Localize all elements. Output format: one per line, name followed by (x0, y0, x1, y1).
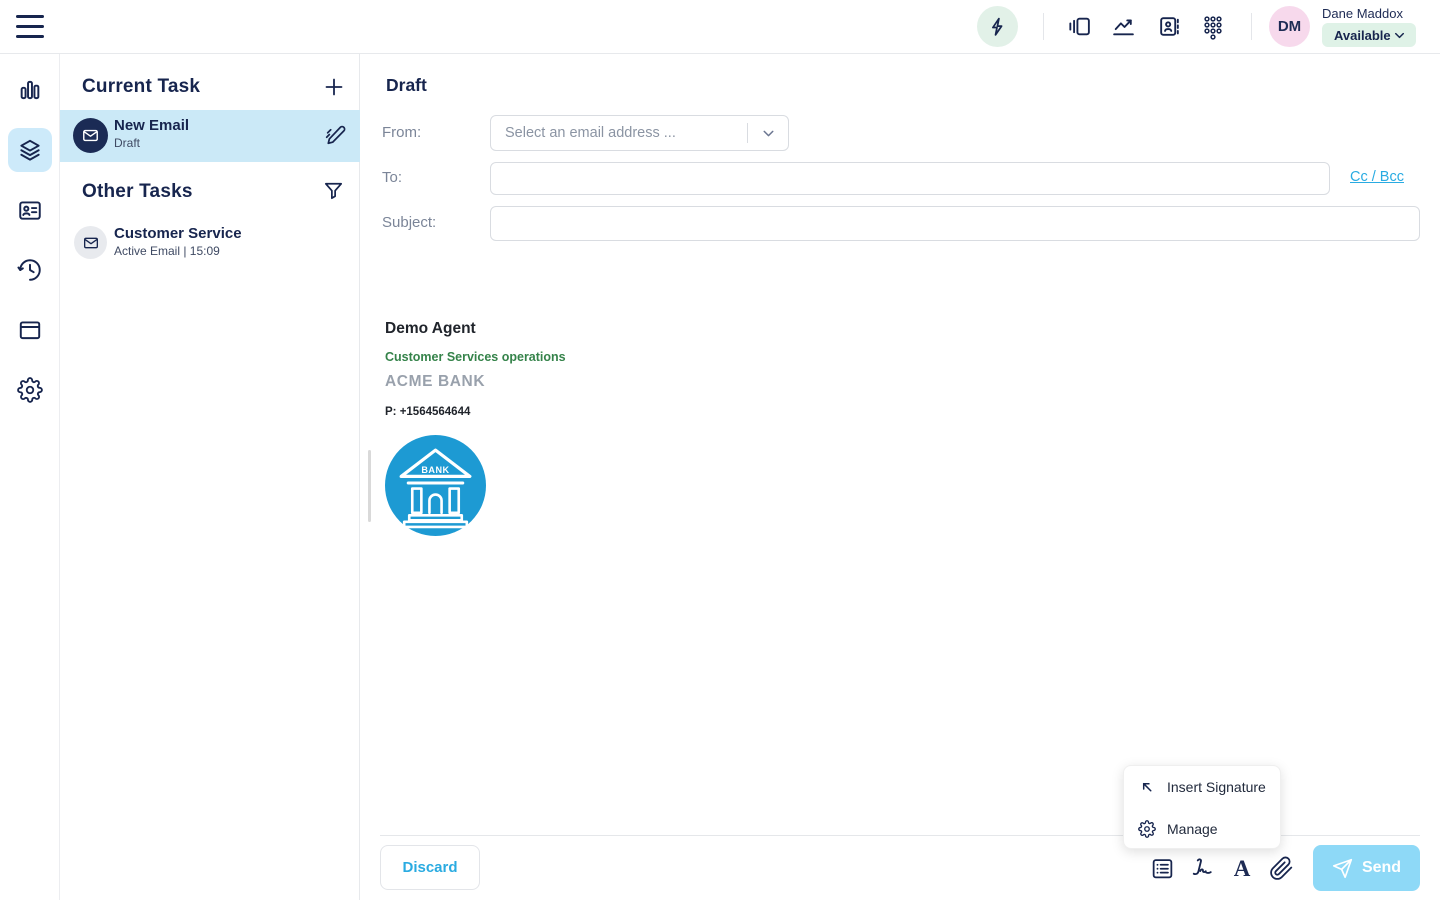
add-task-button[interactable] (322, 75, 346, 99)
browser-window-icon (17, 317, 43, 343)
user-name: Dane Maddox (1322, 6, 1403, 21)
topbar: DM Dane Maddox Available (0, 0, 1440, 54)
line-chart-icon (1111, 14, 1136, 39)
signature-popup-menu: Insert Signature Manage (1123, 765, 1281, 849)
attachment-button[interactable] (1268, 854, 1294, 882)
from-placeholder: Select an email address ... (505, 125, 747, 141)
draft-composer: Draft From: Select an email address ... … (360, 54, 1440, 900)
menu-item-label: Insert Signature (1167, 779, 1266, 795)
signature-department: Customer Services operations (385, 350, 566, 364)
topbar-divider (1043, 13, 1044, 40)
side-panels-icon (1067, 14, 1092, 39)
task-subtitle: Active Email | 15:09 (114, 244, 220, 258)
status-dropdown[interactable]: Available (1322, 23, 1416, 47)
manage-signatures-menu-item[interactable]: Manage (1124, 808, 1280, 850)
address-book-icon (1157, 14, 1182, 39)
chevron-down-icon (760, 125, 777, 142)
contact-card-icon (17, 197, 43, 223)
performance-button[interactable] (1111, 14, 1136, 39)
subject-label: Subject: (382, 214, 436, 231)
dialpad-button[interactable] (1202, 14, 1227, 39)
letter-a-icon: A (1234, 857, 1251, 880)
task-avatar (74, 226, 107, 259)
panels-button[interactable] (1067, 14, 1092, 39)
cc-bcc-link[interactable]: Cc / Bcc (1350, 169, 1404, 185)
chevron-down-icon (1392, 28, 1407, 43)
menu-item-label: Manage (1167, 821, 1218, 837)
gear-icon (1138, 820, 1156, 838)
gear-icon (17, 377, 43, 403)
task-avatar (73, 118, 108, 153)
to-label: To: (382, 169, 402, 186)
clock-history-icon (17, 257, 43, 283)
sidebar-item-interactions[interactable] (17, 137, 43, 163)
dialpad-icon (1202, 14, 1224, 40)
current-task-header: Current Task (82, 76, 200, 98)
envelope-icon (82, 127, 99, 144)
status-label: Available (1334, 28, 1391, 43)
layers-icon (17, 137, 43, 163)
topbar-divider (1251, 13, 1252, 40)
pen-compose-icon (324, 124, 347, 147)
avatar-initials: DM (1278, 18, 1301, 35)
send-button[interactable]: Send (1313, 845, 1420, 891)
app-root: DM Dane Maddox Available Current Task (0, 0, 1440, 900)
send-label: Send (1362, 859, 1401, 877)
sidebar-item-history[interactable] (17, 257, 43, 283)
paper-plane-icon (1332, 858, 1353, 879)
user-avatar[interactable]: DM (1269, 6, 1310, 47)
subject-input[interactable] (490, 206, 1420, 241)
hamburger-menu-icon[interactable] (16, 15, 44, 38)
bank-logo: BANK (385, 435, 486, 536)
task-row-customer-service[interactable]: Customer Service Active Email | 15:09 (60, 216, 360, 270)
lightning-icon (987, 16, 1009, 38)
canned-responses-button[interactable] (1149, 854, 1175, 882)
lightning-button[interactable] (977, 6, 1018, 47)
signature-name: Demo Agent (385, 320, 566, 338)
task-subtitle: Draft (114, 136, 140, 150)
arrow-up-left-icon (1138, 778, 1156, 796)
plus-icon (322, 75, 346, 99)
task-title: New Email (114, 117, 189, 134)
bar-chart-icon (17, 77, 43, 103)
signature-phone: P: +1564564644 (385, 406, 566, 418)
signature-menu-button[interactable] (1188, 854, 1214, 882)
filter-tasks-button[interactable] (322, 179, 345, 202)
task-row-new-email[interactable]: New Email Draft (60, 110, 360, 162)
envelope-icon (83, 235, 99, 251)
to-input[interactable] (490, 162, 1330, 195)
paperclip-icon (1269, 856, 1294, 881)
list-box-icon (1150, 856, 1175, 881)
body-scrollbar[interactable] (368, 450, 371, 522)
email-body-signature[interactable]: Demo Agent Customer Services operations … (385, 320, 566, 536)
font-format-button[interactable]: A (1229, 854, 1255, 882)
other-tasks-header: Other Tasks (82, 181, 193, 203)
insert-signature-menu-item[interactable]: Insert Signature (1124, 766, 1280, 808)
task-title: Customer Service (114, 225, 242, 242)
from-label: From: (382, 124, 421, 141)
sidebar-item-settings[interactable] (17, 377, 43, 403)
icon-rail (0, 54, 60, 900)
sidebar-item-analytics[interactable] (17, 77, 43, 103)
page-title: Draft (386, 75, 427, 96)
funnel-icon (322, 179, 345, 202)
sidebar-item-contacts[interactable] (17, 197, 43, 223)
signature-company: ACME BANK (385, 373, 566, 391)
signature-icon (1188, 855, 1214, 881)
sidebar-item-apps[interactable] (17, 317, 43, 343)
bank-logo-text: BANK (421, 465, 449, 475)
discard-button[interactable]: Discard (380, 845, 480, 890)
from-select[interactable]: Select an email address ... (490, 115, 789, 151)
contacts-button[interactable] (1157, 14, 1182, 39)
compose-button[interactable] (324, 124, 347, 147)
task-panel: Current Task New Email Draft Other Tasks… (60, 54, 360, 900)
════════════════════
- Your objective
Can you rewrite all of the data above, changing every "gear-icon" to "cog-icon" and leaving everything else as it is? Leave the pictures out of your answer.

- The answer
Localize all elements. Output format: one per line, name followed by (x0, y0, x1, y1).
add-task-button[interactable] (322, 75, 346, 99)
browser-window-icon (17, 317, 43, 343)
user-name: Dane Maddox (1322, 6, 1403, 21)
topbar: DM Dane Maddox Available (0, 0, 1440, 54)
line-chart-icon (1111, 14, 1136, 39)
signature-popup-menu: Insert Signature Manage (1123, 765, 1281, 849)
attachment-button[interactable] (1268, 854, 1294, 882)
from-placeholder: Select an email address ... (505, 125, 747, 141)
draft-composer: Draft From: Select an email address ... … (360, 54, 1440, 900)
menu-item-label: Insert Signature (1167, 779, 1266, 795)
signature-department: Customer Services operations (385, 350, 566, 364)
topbar-divider (1043, 13, 1044, 40)
side-panels-icon (1067, 14, 1092, 39)
task-subtitle: Active Email | 15:09 (114, 244, 220, 258)
status-dropdown[interactable]: Available (1322, 23, 1416, 47)
manage-signatures-menu-item[interactable]: Manage (1124, 808, 1280, 850)
address-book-icon (1157, 14, 1182, 39)
chevron-down-icon (760, 125, 777, 142)
contact-card-icon (17, 197, 43, 223)
performance-button[interactable] (1111, 14, 1136, 39)
subject-label: Subject: (382, 214, 436, 231)
dialpad-button[interactable] (1202, 14, 1227, 39)
letter-a-icon: A (1234, 857, 1251, 880)
task-avatar (74, 226, 107, 259)
panels-button[interactable] (1067, 14, 1092, 39)
cc-bcc-link[interactable]: Cc / Bcc (1350, 169, 1404, 185)
chevron-down-icon (1392, 28, 1407, 43)
menu-item-label: Manage (1167, 821, 1218, 837)
cog-icon (1138, 820, 1156, 838)
cog-icon (17, 377, 43, 403)
task-avatar (73, 118, 108, 153)
to-label: To: (382, 169, 402, 186)
clock-history-icon (17, 257, 43, 283)
sidebar-item-interactions[interactable] (17, 137, 43, 163)
dialpad-icon (1202, 14, 1224, 40)
current-task-header: Current Task (82, 76, 200, 98)
envelope-icon (82, 127, 99, 144)
status-label: Available (1334, 28, 1391, 43)
layers-icon (17, 137, 43, 163)
topbar-divider (1251, 13, 1252, 40)
pen-compose-icon (324, 124, 347, 147)
avatar-initials: DM (1278, 18, 1301, 35)
send-button[interactable]: Send (1313, 845, 1420, 891)
app-root: DM Dane Maddox Available Current Task (0, 0, 1440, 900)
send-label: Send (1362, 859, 1401, 877)
sidebar-item-history[interactable] (17, 257, 43, 283)
paper-plane-icon (1332, 858, 1353, 879)
user-avatar[interactable]: DM (1269, 6, 1310, 47)
subject-input[interactable] (490, 206, 1420, 241)
hamburger-menu-icon[interactable] (16, 15, 44, 38)
bank-logo: BANK (385, 435, 486, 536)
task-row-customer-service[interactable]: Customer Service Active Email | 15:09 (60, 216, 360, 270)
lightning-icon (987, 16, 1009, 38)
canned-responses-button[interactable] (1149, 854, 1175, 882)
lightning-button[interactable] (977, 6, 1018, 47)
signature-name: Demo Agent (385, 320, 566, 338)
task-subtitle: Draft (114, 136, 140, 150)
arrow-up-left-icon (1138, 778, 1156, 796)
plus-icon (322, 75, 346, 99)
task-title: New Email (114, 117, 189, 134)
bar-chart-icon (17, 77, 43, 103)
signature-phone: P: +1564564644 (385, 406, 566, 418)
signature-menu-button[interactable] (1188, 854, 1214, 882)
filter-tasks-button[interactable] (322, 179, 345, 202)
task-row-new-email[interactable]: New Email Draft (60, 110, 360, 162)
envelope-icon (83, 235, 99, 251)
to-input[interactable] (490, 162, 1330, 195)
paperclip-icon (1269, 856, 1294, 881)
list-box-icon (1150, 856, 1175, 881)
body-scrollbar[interactable] (368, 450, 371, 522)
email-body-signature[interactable]: Demo Agent Customer Services operations … (385, 320, 566, 536)
font-format-button[interactable]: A (1229, 854, 1255, 882)
other-tasks-header: Other Tasks (82, 181, 193, 203)
insert-signature-menu-item[interactable]: Insert Signature (1124, 766, 1280, 808)
task-title: Customer Service (114, 225, 242, 242)
from-label: From: (382, 124, 421, 141)
sidebar-item-settings[interactable] (17, 377, 43, 403)
icon-rail (0, 54, 60, 900)
sidebar-item-analytics[interactable] (17, 77, 43, 103)
page-title: Draft (386, 75, 427, 96)
funnel-icon (322, 179, 345, 202)
sidebar-item-contacts[interactable] (17, 197, 43, 223)
signature-company: ACME BANK (385, 373, 566, 391)
signature-icon (1188, 855, 1214, 881)
sidebar-item-apps[interactable] (17, 317, 43, 343)
bank-logo-text: BANK (421, 465, 449, 475)
discard-button[interactable]: Discard (380, 845, 480, 890)
from-select[interactable]: Select an email address ... (490, 115, 789, 151)
contacts-button[interactable] (1157, 14, 1182, 39)
compose-button[interactable] (324, 124, 347, 147)
task-panel: Current Task New Email Draft Other Tasks… (60, 54, 360, 900)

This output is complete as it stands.